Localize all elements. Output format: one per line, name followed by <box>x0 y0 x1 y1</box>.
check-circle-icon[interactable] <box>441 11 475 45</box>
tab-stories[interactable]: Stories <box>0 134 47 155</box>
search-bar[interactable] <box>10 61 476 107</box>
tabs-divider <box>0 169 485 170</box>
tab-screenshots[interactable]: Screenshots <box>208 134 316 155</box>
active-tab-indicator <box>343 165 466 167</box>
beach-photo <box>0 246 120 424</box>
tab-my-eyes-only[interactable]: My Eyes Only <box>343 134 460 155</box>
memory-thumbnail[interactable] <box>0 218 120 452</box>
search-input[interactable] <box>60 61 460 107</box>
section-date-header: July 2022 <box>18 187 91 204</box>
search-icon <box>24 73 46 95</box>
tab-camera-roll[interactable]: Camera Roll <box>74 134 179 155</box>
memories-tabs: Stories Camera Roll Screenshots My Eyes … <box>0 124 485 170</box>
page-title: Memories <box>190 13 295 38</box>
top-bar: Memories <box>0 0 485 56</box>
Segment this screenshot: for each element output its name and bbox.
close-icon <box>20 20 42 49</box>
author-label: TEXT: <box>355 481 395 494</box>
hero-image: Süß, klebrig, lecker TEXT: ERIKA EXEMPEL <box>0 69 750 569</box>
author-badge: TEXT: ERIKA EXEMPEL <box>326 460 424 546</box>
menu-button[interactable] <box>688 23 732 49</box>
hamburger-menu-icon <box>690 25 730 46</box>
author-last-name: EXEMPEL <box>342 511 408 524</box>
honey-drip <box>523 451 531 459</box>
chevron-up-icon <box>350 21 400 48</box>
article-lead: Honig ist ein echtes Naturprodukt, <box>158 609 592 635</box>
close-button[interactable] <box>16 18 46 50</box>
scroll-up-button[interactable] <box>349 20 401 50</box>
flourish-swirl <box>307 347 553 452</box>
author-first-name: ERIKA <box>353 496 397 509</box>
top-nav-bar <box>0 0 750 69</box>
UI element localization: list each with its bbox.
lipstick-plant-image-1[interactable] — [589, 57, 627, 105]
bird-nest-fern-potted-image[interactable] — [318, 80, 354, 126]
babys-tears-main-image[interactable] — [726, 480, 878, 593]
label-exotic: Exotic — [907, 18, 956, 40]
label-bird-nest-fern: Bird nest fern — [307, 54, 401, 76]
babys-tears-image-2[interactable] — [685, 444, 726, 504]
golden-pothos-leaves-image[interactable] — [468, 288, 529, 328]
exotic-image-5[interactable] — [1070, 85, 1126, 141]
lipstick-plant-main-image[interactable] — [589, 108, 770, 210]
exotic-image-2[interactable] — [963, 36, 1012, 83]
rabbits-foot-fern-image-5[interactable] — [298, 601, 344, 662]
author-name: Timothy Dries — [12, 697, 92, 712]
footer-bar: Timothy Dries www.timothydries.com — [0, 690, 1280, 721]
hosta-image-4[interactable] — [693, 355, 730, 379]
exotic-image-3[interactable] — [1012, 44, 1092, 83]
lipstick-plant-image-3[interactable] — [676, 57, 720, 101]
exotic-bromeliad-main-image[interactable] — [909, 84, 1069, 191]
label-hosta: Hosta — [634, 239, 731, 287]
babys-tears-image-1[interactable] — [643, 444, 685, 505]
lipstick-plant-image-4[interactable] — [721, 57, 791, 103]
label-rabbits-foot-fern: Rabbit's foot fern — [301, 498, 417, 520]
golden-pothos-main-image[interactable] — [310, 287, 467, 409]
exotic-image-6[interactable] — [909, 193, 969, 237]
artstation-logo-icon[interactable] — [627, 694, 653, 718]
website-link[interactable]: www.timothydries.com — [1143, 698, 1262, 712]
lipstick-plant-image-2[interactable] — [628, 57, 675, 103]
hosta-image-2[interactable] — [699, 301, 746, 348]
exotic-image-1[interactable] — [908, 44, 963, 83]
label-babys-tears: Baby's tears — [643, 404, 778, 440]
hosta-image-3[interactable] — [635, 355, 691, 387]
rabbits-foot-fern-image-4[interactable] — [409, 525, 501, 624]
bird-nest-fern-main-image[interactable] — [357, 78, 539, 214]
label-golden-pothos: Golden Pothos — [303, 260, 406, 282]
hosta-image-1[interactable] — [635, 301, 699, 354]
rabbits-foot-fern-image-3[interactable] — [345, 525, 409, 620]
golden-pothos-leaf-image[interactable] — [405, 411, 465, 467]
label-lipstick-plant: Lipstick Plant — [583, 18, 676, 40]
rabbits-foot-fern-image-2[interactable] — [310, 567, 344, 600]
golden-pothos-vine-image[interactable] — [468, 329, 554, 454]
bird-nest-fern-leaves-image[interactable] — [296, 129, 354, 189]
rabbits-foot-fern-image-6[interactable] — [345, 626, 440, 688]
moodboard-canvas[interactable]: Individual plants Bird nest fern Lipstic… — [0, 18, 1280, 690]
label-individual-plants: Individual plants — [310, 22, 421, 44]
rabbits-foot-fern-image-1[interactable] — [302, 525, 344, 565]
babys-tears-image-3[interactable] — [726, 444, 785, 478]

== == ==

Task to carry out = Render every line above as a Markdown table with the columns "No." and "Line", numbering the rows in order and leaving out any blank lines.

Result of this task =
| No. | Line |
|---|---|
| 1 | Localize all elements. Output format: one per line, name followed by <box>x0 y0 x1 y1</box>. |
| 2 | check-circle-icon[interactable] <box>441 11 475 45</box> |
| 3 | tab-stories[interactable]: Stories <box>0 134 47 155</box> |
| 4 | search-bar[interactable] <box>10 61 476 107</box> |
| 5 | tabs-divider <box>0 169 485 170</box> |
| 6 | tab-screenshots[interactable]: Screenshots <box>208 134 316 155</box> |
| 7 | active-tab-indicator <box>343 165 466 167</box> |
| 8 | beach-photo <box>0 246 120 424</box> |
| 9 | tab-my-eyes-only[interactable]: My Eyes Only <box>343 134 460 155</box> |
| 10 | memory-thumbnail[interactable] <box>0 218 120 452</box> |
| 11 | search-input[interactable] <box>60 61 460 107</box> |
| 12 | section-date-header: July 2022 <box>18 187 91 204</box> |
| 13 | search-icon <box>24 73 46 95</box> |
| 14 | tab-camera-roll[interactable]: Camera Roll <box>74 134 179 155</box> |
| 15 | memories-tabs: Stories Camera Roll Screenshots My Eyes … <box>0 124 485 170</box> |
| 16 | page-title: Memories <box>190 13 295 38</box> |
| 17 | top-bar: Memories <box>0 0 485 56</box> |
| 18 | Segment this screenshot: for each element output its name and bbox. |
| 19 | close-icon <box>20 20 42 49</box> |
| 20 | author-label: TEXT: <box>355 481 395 494</box> |
| 21 | hero-image: Süß, klebrig, lecker TEXT: ERIKA EXEMPEL <box>0 69 750 569</box> |
| 22 | author-badge: TEXT: ERIKA EXEMPEL <box>326 460 424 546</box> |
| 23 | menu-button[interactable] <box>688 23 732 49</box> |
| 24 | hamburger-menu-icon <box>690 25 730 46</box> |
| 25 | author-last-name: EXEMPEL <box>342 511 408 524</box> |
| 26 | honey-drip <box>523 451 531 459</box> |
| 27 | chevron-up-icon <box>350 21 400 48</box> |
| 28 | article-lead: Honig ist ein echtes Naturprodukt, <box>158 609 592 635</box> |
| 29 | close-button[interactable] <box>16 18 46 50</box> |
| 30 | scroll-up-button[interactable] <box>349 20 401 50</box> |
| 31 | flourish-swirl <box>307 347 553 452</box> |
| 32 | author-first-name: ERIKA <box>353 496 397 509</box> |
| 33 | top-nav-bar <box>0 0 750 69</box> |
| 34 | UI element localization: list each with its bbox. |
| 35 | lipstick-plant-image-1[interactable] — [589, 57, 627, 105] |
| 36 | bird-nest-fern-potted-image[interactable] — [318, 80, 354, 126] |
| 37 | babys-tears-main-image[interactable] — [726, 480, 878, 593] |
| 38 | label-exotic: Exotic — [907, 18, 956, 40] |
| 39 | label-bird-nest-fern: Bird nest fern — [307, 54, 401, 76] |
| 40 | babys-tears-image-2[interactable] — [685, 444, 726, 504] |
| 41 | golden-pothos-leaves-image[interactable] — [468, 288, 529, 328] |
| 42 | exotic-image-5[interactable] — [1070, 85, 1126, 141] |
| 43 | lipstick-plant-main-image[interactable] — [589, 108, 770, 210] |
| 44 | exotic-image-2[interactable] — [963, 36, 1012, 83] |
| 45 | rabbits-foot-fern-image-5[interactable] — [298, 601, 344, 662] |
| 46 | author-name: Timothy Dries — [12, 697, 92, 712] |
| 47 | footer-bar: Timothy Dries www.timothydries.com — [0, 690, 1280, 721] |
| 48 | hosta-image-4[interactable] — [693, 355, 730, 379] |
| 49 | exotic-image-3[interactable] — [1012, 44, 1092, 83] |
| 50 | lipstick-plant-image-3[interactable] — [676, 57, 720, 101] |
| 51 | exotic-bromeliad-main-image[interactable] — [909, 84, 1069, 191] |
| 52 | label-hosta: Hosta — [634, 239, 731, 287] |
| 53 | babys-tears-image-1[interactable] — [643, 444, 685, 505] |
| 54 | lipstick-plant-image-4[interactable] — [721, 57, 791, 103] |
| 55 | label-rabbits-foot-fern: Rabbit's foot fern — [301, 498, 417, 520] |
| 56 | golden-pothos-main-image[interactable] — [310, 287, 467, 409] |
| 57 | exotic-image-6[interactable] — [909, 193, 969, 237] |
| 58 | artstation-logo-icon[interactable] — [627, 694, 653, 718] |
| 59 | website-link[interactable]: www.timothydries.com — [1143, 698, 1262, 712] |
| 60 | lipstick-plant-image-2[interactable] — [628, 57, 675, 103] |
| 61 | hosta-image-2[interactable] — [699, 301, 746, 348] |
| 62 | exotic-image-1[interactable] — [908, 44, 963, 83] |
| 63 | label-babys-tears: Baby's tears — [643, 404, 778, 440] |
| 64 | hosta-image-3[interactable] — [635, 355, 691, 387] |
| 65 | rabbits-foot-fern-image-4[interactable] — [409, 525, 501, 624] |
| 66 | bird-nest-fern-main-image[interactable] — [357, 78, 539, 214] |
| 67 | label-golden-pothos: Golden Pothos — [303, 260, 406, 282] |
| 68 | hosta-image-1[interactable] — [635, 301, 699, 354] |
| 69 | rabbits-foot-fern-image-3[interactable] — [345, 525, 409, 620] |
| 70 | golden-pothos-leaf-image[interactable] — [405, 411, 465, 467] |
| 71 | label-lipstick-plant: Lipstick Plant — [583, 18, 676, 40] |
| 72 | rabbits-foot-fern-image-2[interactable] — [310, 567, 344, 600] |
| 73 | golden-pothos-vine-image[interactable] — [468, 329, 554, 454] |
| 74 | bird-nest-fern-leaves-image[interactable] — [296, 129, 354, 189] |
| 75 | rabbits-foot-fern-image-6[interactable] — [345, 626, 440, 688] |
| 76 | moodboard-canvas[interactable]: Individual plants Bird nest fern Lipstic… — [0, 18, 1280, 690] |
| 77 | label-individual-plants: Individual plants — [310, 22, 421, 44] |
| 78 | rabbits-foot-fern-image-1[interactable] — [302, 525, 344, 565] |
| 79 | babys-tears-image-3[interactable] — [726, 444, 785, 478] |